* [What the exercise asks]
Keeping every word in place, write out the entries that come next.

[Data to process Boundary: Start]

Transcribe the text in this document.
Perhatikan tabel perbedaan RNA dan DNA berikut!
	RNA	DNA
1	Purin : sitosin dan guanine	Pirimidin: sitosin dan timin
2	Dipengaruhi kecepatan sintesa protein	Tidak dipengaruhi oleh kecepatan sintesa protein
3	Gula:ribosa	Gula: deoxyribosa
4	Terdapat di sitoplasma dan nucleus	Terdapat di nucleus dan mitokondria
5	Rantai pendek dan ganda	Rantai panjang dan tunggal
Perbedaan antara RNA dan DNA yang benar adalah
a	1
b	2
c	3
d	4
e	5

[Data to process Boundary: End]

* [Solution to the exercise]
Transcribe the text in this document.
Perhatikan tabel perbedaan RNA dan DNA berikut!
	RNA	DNA
1	Purin : sitosin dan guanine	Pirimidin: sitosin dan timin
2	Dipengaruhi kecepatan sintesa protein	Tidak dipengaruhi oleh kecepatan sintesa protein
3	Gula:ribosa	Gula: deoxyribosa
4	Terdapat di sitoplasma dan nucleus	Terdapat di nucleus dan mitokondria
5	Rantai pendek dan ganda	Rantai panjang dan tunggal
Perbedaan antara RNA dan DNA yang benar adalah
a	1
b	2
c	3
d	4
e	5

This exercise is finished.